(begin)

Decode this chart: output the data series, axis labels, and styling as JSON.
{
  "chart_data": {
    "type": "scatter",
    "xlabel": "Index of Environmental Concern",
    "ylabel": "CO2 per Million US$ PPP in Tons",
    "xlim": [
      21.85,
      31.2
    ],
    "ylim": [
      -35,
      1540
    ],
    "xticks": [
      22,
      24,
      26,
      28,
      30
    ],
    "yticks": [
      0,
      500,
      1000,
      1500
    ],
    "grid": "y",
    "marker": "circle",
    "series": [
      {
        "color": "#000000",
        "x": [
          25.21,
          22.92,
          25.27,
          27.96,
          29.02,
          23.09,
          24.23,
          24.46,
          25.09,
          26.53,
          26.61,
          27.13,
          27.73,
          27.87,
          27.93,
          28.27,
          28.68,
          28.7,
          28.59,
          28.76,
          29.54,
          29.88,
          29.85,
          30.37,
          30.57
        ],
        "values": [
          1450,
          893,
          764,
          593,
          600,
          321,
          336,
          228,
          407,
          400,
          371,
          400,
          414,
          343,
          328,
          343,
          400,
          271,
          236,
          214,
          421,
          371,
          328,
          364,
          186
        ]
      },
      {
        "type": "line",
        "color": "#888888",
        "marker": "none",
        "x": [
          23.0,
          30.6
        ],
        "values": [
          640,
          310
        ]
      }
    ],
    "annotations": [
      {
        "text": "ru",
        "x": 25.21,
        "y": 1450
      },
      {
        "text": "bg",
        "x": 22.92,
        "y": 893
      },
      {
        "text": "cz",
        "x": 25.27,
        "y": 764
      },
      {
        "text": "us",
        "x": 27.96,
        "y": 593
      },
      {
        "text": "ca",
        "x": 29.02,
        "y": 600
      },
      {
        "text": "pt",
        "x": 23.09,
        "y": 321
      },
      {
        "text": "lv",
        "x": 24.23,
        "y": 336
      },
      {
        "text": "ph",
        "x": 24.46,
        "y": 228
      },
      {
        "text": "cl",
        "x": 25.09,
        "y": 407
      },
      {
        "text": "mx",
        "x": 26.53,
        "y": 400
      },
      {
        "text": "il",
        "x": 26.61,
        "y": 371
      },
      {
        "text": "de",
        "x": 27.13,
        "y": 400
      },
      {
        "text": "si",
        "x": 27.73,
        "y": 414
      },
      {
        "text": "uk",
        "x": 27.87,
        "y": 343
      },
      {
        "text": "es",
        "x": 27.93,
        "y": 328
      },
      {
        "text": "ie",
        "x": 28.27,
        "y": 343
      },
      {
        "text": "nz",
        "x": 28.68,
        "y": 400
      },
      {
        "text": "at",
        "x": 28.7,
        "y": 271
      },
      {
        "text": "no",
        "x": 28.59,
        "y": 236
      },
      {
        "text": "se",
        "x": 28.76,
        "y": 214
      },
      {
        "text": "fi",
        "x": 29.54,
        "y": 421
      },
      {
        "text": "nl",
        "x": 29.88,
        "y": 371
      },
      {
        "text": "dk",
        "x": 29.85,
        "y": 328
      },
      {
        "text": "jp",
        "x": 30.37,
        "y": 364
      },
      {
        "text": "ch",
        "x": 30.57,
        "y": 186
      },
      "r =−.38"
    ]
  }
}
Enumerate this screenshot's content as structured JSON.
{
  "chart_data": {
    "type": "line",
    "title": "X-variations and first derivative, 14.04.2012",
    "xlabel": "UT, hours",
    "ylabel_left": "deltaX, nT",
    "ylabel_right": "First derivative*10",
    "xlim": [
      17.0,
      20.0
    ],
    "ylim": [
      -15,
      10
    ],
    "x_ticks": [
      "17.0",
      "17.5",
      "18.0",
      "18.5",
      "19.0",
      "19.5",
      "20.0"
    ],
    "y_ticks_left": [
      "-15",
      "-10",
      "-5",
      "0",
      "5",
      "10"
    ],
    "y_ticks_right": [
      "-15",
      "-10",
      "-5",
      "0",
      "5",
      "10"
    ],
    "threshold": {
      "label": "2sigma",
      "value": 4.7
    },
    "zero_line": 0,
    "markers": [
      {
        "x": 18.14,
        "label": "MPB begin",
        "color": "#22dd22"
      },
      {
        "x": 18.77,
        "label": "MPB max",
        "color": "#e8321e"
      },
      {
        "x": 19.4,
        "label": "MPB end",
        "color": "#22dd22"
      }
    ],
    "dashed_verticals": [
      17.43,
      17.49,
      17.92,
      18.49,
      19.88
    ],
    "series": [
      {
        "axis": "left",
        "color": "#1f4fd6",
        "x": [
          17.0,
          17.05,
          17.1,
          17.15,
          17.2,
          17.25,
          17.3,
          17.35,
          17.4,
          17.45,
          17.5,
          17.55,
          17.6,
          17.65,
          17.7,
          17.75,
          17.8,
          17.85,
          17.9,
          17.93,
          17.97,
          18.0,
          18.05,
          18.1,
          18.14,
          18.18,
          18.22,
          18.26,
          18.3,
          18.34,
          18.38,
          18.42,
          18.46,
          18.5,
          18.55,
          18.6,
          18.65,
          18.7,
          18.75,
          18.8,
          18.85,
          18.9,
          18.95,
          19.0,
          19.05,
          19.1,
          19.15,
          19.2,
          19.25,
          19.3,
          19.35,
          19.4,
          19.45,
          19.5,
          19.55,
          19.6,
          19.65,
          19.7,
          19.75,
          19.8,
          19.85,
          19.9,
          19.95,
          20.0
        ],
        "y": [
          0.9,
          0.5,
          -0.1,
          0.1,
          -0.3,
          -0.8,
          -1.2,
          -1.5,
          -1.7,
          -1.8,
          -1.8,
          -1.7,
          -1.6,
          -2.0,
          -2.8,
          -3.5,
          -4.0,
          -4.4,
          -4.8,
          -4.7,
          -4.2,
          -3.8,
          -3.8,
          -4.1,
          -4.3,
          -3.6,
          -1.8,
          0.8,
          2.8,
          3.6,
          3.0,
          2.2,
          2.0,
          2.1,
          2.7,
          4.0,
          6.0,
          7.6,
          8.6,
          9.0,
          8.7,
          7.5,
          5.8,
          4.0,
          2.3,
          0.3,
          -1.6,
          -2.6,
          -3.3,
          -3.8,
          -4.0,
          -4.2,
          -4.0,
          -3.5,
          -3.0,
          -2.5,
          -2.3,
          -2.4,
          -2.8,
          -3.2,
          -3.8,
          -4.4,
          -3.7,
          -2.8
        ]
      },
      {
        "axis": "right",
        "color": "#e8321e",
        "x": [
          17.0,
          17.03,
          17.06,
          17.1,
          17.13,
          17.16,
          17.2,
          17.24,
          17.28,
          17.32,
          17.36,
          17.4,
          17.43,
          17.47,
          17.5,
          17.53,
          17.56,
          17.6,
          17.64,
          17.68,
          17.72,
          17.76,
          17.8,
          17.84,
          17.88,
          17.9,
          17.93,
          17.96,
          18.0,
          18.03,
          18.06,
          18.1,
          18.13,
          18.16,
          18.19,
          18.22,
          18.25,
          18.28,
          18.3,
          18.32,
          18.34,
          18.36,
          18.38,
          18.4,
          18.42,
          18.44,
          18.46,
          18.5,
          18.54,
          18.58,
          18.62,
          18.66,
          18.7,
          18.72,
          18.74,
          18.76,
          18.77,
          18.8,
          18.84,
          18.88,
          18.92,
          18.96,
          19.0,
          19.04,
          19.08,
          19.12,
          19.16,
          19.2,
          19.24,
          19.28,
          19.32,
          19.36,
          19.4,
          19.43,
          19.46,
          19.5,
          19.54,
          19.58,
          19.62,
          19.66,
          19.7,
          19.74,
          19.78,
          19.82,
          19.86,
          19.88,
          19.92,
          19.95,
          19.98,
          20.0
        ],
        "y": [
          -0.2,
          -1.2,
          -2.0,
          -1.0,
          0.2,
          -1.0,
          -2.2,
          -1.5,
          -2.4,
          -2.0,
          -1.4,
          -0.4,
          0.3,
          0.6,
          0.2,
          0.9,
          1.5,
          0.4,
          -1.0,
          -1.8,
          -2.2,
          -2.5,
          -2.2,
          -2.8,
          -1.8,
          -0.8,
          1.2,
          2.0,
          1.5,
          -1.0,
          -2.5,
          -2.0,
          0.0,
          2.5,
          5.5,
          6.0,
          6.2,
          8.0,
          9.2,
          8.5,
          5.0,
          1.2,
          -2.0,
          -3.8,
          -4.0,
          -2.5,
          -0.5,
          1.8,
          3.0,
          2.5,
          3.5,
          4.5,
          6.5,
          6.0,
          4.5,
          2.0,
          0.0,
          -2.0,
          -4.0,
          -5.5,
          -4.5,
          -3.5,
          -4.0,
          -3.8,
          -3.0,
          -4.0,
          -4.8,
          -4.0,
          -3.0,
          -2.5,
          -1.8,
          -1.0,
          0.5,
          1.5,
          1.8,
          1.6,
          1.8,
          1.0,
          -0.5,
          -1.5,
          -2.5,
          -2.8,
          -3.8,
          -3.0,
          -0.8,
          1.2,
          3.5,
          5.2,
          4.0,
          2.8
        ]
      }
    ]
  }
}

(end)

§ **REQUEST**
From the entries above, copy every line where the word "this" shows up.

§ **THE RESPONSE**
Decode this chart: output the data series, axis labels, and styling as JSON.
Enumerate this screenshot's content as structured JSON.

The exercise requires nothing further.